- _Materials provided_:
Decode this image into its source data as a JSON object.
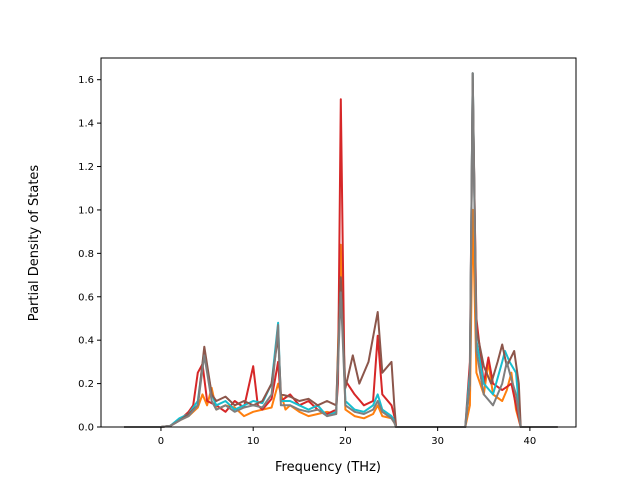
{
  "chart_data": {
    "type": "line",
    "title": "",
    "xlabel": "Frequency (THz)",
    "ylabel": "Partial Density of States",
    "xlim": [
      -6.5,
      45
    ],
    "ylim": [
      0.0,
      1.7
    ],
    "xticks": [
      0,
      10,
      20,
      30,
      40
    ],
    "yticks": [
      0.0,
      0.2,
      0.4,
      0.6,
      0.8,
      1.0,
      1.2,
      1.4,
      1.6
    ],
    "ytick_labels": [
      "0.0",
      "0.2",
      "0.4",
      "0.6",
      "0.8",
      "1.0",
      "1.2",
      "1.4",
      "1.6"
    ],
    "grid": false,
    "legend": "none",
    "series": [
      {
        "color": "#ff7f0e",
        "x": [
          -4,
          0,
          1,
          2,
          3,
          4,
          4.5,
          5,
          5.5,
          6,
          7,
          8,
          9,
          10,
          11,
          12,
          12.7,
          13.5,
          14,
          15,
          16,
          17,
          18,
          19,
          19.5,
          20,
          21,
          22,
          23,
          23.5,
          24,
          25,
          25.3,
          25.5,
          33,
          33.5,
          33.8,
          34.2,
          35,
          35.5,
          36,
          37,
          37.5,
          38,
          38.5,
          39,
          43
        ],
        "y": [
          0,
          0,
          0.005,
          0.03,
          0.05,
          0.09,
          0.15,
          0.1,
          0.18,
          0.08,
          0.1,
          0.09,
          0.05,
          0.07,
          0.08,
          0.09,
          0.2,
          0.08,
          0.1,
          0.07,
          0.05,
          0.06,
          0.07,
          0.06,
          0.84,
          0.08,
          0.05,
          0.04,
          0.06,
          0.1,
          0.05,
          0.04,
          0.02,
          0,
          0,
          0.1,
          1.0,
          0.25,
          0.15,
          0.3,
          0.15,
          0.12,
          0.17,
          0.25,
          0.08,
          0,
          0
        ]
      },
      {
        "color": "#d62728",
        "x": [
          -4,
          0,
          1,
          2,
          3,
          3.5,
          4,
          4.5,
          5,
          6,
          7,
          8,
          9,
          10,
          10.5,
          11,
          12,
          12.7,
          13,
          14,
          15,
          16,
          17,
          18,
          19,
          19.2,
          19.5,
          19.9,
          21,
          22,
          23,
          23.5,
          24,
          25,
          25.3,
          25.5,
          33,
          33.5,
          33.8,
          34.2,
          35,
          35.5,
          36,
          37,
          38,
          38.5,
          39,
          43
        ],
        "y": [
          0,
          0,
          0.005,
          0.03,
          0.07,
          0.1,
          0.25,
          0.29,
          0.12,
          0.1,
          0.07,
          0.12,
          0.09,
          0.28,
          0.1,
          0.08,
          0.13,
          0.3,
          0.12,
          0.15,
          0.1,
          0.12,
          0.08,
          0.06,
          0.08,
          0.2,
          1.51,
          0.22,
          0.15,
          0.1,
          0.12,
          0.42,
          0.15,
          0.1,
          0.05,
          0,
          0,
          0.3,
          1.58,
          0.5,
          0.2,
          0.32,
          0.2,
          0.17,
          0.2,
          0.1,
          0,
          0
        ]
      },
      {
        "color": "#17becf",
        "x": [
          -4,
          0,
          1,
          2,
          3,
          4,
          4.7,
          5.5,
          6,
          7,
          8,
          9,
          10,
          11,
          12,
          12.7,
          13,
          14,
          15,
          16,
          17,
          18,
          19,
          19.5,
          20,
          21,
          22,
          23,
          23.5,
          24,
          25,
          25.3,
          25.5,
          33,
          33.5,
          33.8,
          34.2,
          35,
          36,
          37,
          37.3,
          37.8,
          38.5,
          39,
          43
        ],
        "y": [
          0,
          0,
          0.005,
          0.04,
          0.06,
          0.12,
          0.35,
          0.15,
          0.1,
          0.12,
          0.08,
          0.1,
          0.12,
          0.11,
          0.2,
          0.48,
          0.12,
          0.12,
          0.1,
          0.08,
          0.1,
          0.05,
          0.07,
          0.68,
          0.12,
          0.08,
          0.07,
          0.1,
          0.15,
          0.08,
          0.05,
          0.03,
          0,
          0,
          0.25,
          1.63,
          0.4,
          0.2,
          0.15,
          0.3,
          0.35,
          0.3,
          0.25,
          0,
          0
        ]
      },
      {
        "color": "#8c564b",
        "x": [
          -4,
          0,
          1,
          2,
          3,
          4,
          4.7,
          5.5,
          6,
          7,
          8,
          9,
          10,
          11,
          12,
          12.7,
          13,
          14,
          15,
          16,
          17,
          18,
          19,
          19.5,
          20,
          20.8,
          21.5,
          22.5,
          23.5,
          24,
          25,
          25.3,
          25.5,
          33,
          33.5,
          33.8,
          34.2,
          35,
          35.8,
          36.5,
          37,
          37.5,
          38.3,
          38.8,
          39,
          43
        ],
        "y": [
          0,
          0,
          0.005,
          0.03,
          0.06,
          0.1,
          0.37,
          0.15,
          0.12,
          0.14,
          0.1,
          0.12,
          0.1,
          0.12,
          0.2,
          0.42,
          0.15,
          0.14,
          0.12,
          0.13,
          0.1,
          0.12,
          0.1,
          0.69,
          0.18,
          0.33,
          0.2,
          0.3,
          0.53,
          0.25,
          0.3,
          0.1,
          0,
          0,
          0.2,
          1.63,
          0.45,
          0.28,
          0.2,
          0.3,
          0.38,
          0.28,
          0.35,
          0.2,
          0,
          0
        ]
      },
      {
        "color": "#7f7f7f",
        "x": [
          -4,
          0,
          1,
          2,
          3,
          4,
          4.7,
          5.5,
          6,
          7,
          8,
          9,
          10,
          11,
          12,
          12.7,
          13,
          14,
          15,
          16,
          17,
          18,
          19,
          19.5,
          20,
          21,
          22,
          23,
          23.5,
          24,
          25,
          25.3,
          25.5,
          33,
          33.5,
          33.8,
          34.2,
          35,
          36,
          37,
          37.5,
          38,
          38.5,
          39,
          43
        ],
        "y": [
          0,
          0,
          0.005,
          0.03,
          0.05,
          0.1,
          0.33,
          0.12,
          0.08,
          0.1,
          0.07,
          0.09,
          0.1,
          0.09,
          0.15,
          0.47,
          0.1,
          0.1,
          0.08,
          0.07,
          0.08,
          0.05,
          0.06,
          0.62,
          0.1,
          0.07,
          0.06,
          0.08,
          0.12,
          0.07,
          0.04,
          0.02,
          0,
          0,
          0.2,
          1.63,
          0.35,
          0.15,
          0.1,
          0.2,
          0.3,
          0.22,
          0.15,
          0,
          0
        ]
      }
    ]
  }
}
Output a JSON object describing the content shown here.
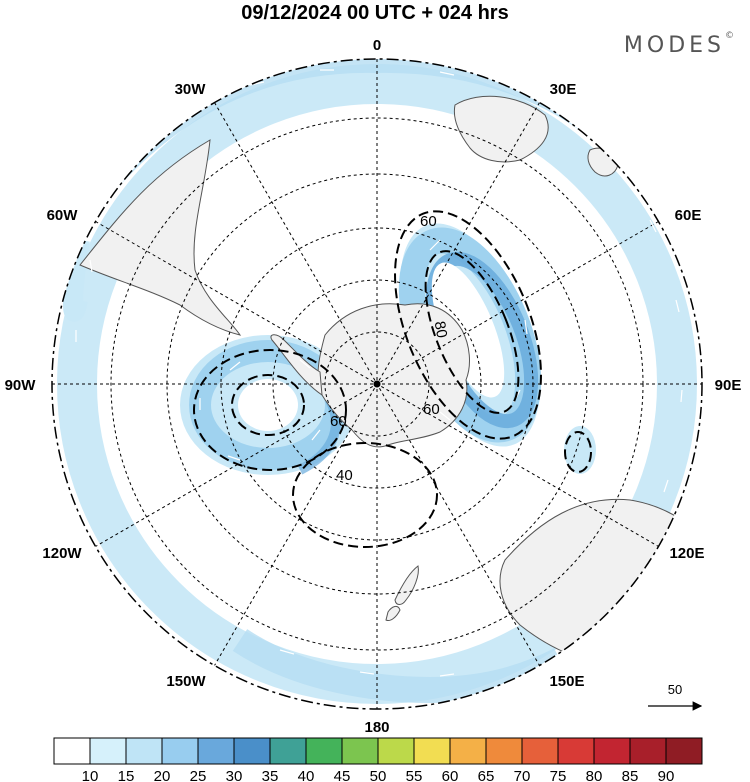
{
  "title": "09/12/2024  00 UTC  + 024 hrs",
  "brand": {
    "name": "MODES",
    "mark": "©"
  },
  "longitude_labels": [
    "0",
    "30E",
    "60E",
    "90E",
    "120E",
    "150E",
    "180",
    "150W",
    "120W",
    "90W",
    "60W",
    "30W"
  ],
  "contour_labels": [
    "60",
    "80",
    "60",
    "60",
    "40"
  ],
  "vector_reference": {
    "value": "50"
  },
  "colorbar": {
    "ticks": [
      "10",
      "15",
      "20",
      "25",
      "30",
      "35",
      "40",
      "45",
      "50",
      "55",
      "60",
      "65",
      "70",
      "75",
      "80",
      "85",
      "90"
    ],
    "colors": [
      "#ffffff",
      "#d6f1fb",
      "#bfe4f6",
      "#98cdef",
      "#69a8dc",
      "#4a8fc9",
      "#3fa196",
      "#44b35a",
      "#7cc54f",
      "#bcd94a",
      "#f2dd52",
      "#f4b047",
      "#ef8a3b",
      "#e6603a",
      "#d83a36",
      "#c22531",
      "#a81f2a",
      "#8f1c24"
    ]
  },
  "colors": {
    "land": "#f1f1f1",
    "coast": "#555555",
    "wind_light": "#c8e8f7",
    "wind_mid": "#9fd2ef",
    "wind_strong": "#6aaddd"
  }
}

- _Exercise_: Print each line from the one containing "Output a JSON" through the last line of the listing, both included, exactly and with no pictures.

- _Exercise answer_:
Output a JSON object describing the content shown here.
{
  "title": "09/12/2024  00 UTC  + 024 hrs",
  "brand": {
    "name": "MODES",
    "mark": "©"
  },
  "longitude_labels": [
    "0",
    "30E",
    "60E",
    "90E",
    "120E",
    "150E",
    "180",
    "150W",
    "120W",
    "90W",
    "60W",
    "30W"
  ],
  "contour_labels": [
    "60",
    "80",
    "60",
    "60",
    "40"
  ],
  "vector_reference": {
    "value": "50"
  },
  "colorbar": {
    "ticks": [
      "10",
      "15",
      "20",
      "25",
      "30",
      "35",
      "40",
      "45",
      "50",
      "55",
      "60",
      "65",
      "70",
      "75",
      "80",
      "85",
      "90"
    ],
    "colors": [
      "#ffffff",
      "#d6f1fb",
      "#bfe4f6",
      "#98cdef",
      "#69a8dc",
      "#4a8fc9",
      "#3fa196",
      "#44b35a",
      "#7cc54f",
      "#bcd94a",
      "#f2dd52",
      "#f4b047",
      "#ef8a3b",
      "#e6603a",
      "#d83a36",
      "#c22531",
      "#a81f2a",
      "#8f1c24"
    ]
  },
  "colors": {
    "land": "#f1f1f1",
    "coast": "#555555",
    "wind_light": "#c8e8f7",
    "wind_mid": "#9fd2ef",
    "wind_strong": "#6aaddd"
  }
}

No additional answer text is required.